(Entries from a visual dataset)

--- begin ---

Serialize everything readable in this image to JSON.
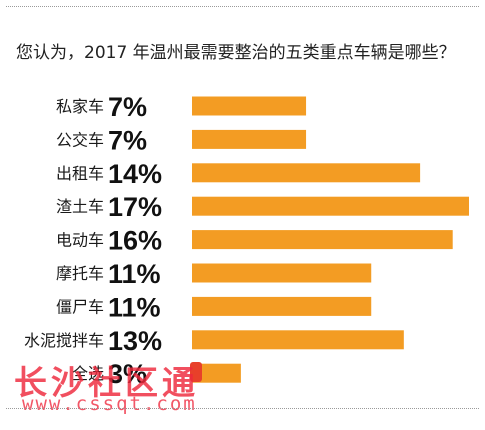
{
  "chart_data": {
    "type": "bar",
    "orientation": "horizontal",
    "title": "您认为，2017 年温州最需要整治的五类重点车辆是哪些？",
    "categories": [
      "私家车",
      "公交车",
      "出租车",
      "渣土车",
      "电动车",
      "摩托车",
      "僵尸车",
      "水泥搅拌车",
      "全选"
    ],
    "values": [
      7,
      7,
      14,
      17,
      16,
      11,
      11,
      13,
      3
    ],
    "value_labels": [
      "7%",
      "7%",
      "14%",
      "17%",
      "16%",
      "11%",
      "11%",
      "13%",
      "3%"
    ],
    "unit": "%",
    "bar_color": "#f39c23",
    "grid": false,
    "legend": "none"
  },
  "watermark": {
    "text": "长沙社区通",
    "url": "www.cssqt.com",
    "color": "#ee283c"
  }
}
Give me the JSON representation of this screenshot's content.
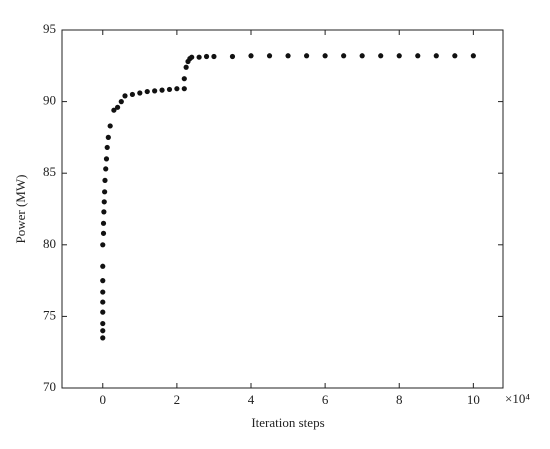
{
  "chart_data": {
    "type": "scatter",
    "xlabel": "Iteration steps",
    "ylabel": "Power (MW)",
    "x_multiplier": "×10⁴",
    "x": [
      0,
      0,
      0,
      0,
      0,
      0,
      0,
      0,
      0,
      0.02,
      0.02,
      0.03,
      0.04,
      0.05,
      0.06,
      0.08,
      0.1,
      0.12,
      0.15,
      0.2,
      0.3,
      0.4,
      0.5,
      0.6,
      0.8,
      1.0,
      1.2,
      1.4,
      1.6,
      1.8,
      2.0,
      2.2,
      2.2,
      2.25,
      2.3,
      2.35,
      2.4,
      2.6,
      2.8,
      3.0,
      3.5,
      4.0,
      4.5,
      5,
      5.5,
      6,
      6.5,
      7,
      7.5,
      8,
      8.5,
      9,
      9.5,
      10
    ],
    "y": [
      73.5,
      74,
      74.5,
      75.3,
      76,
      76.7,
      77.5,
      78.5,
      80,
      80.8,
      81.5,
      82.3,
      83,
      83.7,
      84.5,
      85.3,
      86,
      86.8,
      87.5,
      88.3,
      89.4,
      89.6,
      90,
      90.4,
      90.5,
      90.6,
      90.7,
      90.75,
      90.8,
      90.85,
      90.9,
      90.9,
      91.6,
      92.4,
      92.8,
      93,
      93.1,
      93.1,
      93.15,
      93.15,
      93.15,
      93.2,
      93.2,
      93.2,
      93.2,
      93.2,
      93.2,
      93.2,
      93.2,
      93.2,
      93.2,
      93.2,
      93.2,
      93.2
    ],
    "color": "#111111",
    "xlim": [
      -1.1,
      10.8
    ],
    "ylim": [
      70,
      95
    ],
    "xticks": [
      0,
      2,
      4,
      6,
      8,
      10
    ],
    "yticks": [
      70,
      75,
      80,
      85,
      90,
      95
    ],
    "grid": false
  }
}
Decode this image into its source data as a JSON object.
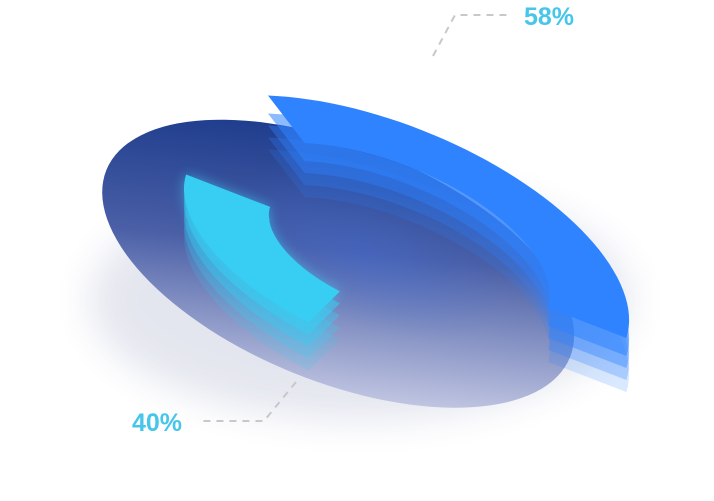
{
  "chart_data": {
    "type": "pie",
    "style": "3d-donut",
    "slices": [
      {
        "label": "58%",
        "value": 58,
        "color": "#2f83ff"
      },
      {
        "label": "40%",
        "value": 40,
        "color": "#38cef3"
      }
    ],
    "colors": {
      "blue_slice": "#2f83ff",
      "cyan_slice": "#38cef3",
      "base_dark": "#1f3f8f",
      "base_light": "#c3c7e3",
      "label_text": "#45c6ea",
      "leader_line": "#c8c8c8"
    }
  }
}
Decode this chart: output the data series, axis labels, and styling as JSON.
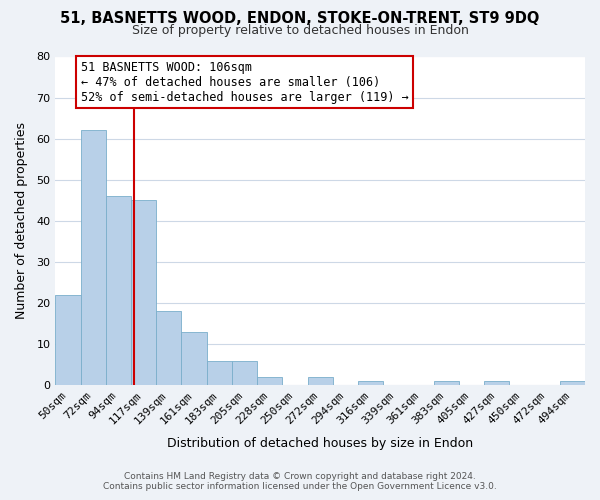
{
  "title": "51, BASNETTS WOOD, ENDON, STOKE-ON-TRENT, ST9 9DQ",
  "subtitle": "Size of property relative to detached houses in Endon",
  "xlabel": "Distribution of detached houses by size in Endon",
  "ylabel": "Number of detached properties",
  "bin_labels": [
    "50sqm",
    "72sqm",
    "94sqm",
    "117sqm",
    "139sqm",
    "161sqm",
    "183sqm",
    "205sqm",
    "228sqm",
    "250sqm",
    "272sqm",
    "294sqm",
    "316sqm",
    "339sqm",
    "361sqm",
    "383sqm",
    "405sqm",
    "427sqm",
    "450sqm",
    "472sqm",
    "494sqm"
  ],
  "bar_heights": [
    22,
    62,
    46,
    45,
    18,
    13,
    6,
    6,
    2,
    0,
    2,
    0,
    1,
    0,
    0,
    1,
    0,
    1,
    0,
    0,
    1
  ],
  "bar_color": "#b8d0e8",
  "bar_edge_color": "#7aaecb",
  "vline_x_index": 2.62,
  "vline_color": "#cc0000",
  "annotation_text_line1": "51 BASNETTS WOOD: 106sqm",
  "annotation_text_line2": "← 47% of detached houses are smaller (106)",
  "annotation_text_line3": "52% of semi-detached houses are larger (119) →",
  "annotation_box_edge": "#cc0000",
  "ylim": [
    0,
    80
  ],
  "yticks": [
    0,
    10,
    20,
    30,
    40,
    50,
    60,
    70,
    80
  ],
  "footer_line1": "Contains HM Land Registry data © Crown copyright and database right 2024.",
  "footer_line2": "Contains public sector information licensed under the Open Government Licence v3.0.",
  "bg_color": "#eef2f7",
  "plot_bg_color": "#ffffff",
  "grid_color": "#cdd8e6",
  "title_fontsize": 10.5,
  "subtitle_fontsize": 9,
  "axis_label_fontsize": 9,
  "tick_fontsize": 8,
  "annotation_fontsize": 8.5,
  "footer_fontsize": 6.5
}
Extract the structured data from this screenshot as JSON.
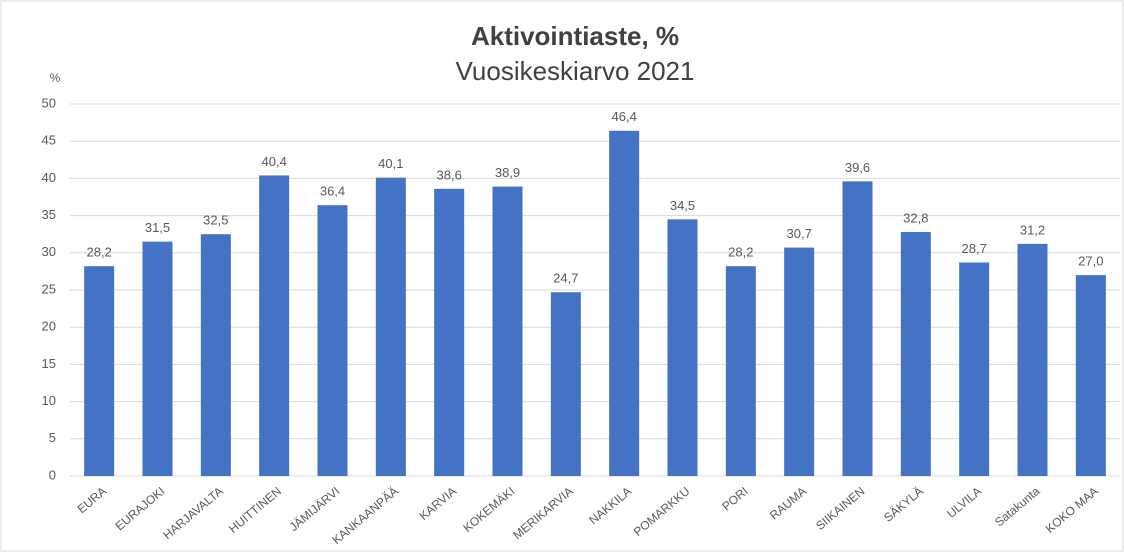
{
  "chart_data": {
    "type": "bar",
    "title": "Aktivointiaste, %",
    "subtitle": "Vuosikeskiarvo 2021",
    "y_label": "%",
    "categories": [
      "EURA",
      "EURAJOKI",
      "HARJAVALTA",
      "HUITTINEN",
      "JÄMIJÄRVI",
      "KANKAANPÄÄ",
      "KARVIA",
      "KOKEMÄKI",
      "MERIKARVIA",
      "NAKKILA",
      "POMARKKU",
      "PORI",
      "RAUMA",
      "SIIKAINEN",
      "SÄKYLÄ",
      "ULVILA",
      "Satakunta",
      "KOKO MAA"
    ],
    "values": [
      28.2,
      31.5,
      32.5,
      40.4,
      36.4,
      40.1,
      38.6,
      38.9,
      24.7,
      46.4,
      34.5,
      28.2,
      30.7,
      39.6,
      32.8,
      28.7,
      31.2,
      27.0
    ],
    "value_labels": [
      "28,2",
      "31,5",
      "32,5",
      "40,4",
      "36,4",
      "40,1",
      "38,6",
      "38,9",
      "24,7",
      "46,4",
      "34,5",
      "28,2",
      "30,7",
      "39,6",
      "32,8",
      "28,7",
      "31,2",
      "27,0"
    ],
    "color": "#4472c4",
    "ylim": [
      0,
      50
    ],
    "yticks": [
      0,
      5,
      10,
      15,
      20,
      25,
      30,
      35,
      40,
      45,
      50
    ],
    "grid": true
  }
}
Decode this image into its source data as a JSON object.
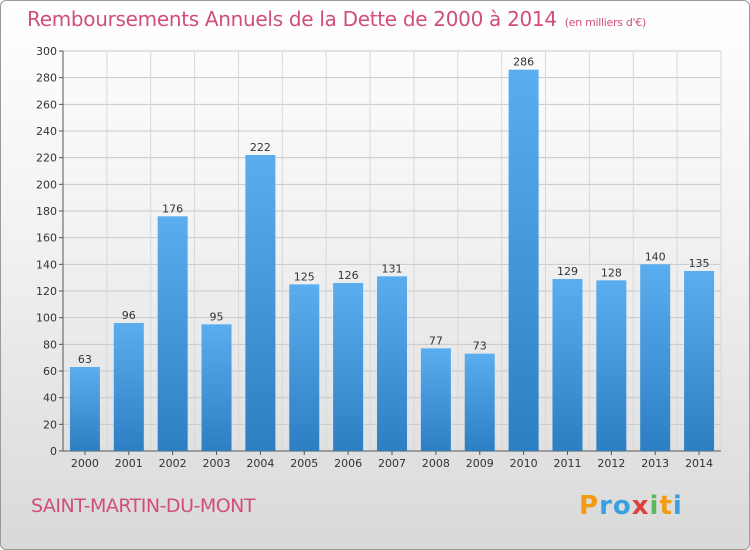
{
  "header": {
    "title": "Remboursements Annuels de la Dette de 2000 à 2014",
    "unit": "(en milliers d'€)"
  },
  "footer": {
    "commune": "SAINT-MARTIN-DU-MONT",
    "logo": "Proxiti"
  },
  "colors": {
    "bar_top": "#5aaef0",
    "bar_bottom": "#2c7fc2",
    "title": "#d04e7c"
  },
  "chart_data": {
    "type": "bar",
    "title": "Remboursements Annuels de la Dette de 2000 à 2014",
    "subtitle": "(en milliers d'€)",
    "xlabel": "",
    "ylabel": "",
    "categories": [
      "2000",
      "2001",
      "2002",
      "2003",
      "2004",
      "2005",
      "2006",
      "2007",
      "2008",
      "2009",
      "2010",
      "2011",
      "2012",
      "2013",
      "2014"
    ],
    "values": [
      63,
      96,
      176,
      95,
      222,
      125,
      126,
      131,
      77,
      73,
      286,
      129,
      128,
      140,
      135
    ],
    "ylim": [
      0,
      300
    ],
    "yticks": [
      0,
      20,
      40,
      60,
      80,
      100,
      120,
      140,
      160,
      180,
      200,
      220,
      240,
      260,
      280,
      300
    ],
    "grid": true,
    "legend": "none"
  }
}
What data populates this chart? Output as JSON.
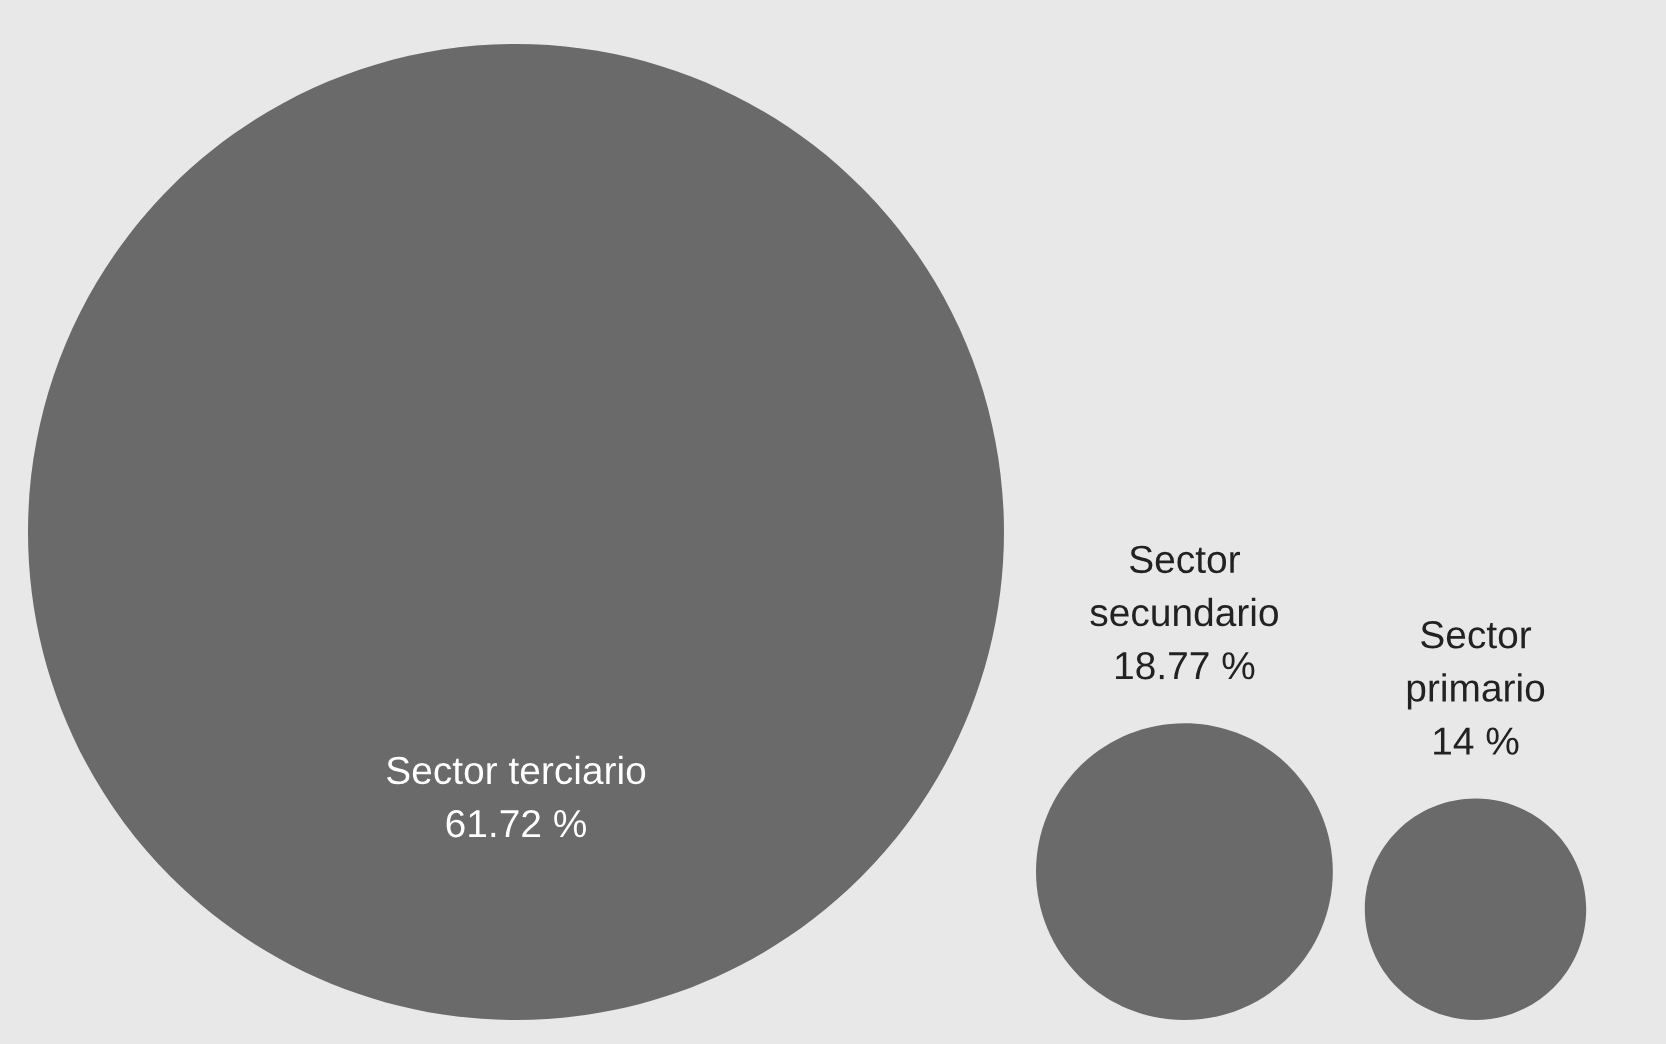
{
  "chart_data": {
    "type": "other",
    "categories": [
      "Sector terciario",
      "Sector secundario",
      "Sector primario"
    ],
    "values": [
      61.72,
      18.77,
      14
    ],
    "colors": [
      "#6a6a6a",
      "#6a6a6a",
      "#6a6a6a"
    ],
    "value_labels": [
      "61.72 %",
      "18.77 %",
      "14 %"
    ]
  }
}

--- end ---

• _The problem_
Of the lines above, copy each that contains "screenshot".

• _Task output_
Give me the JSON representation of this screenshot's content.
Extract the structured data from this screenshot as JSON.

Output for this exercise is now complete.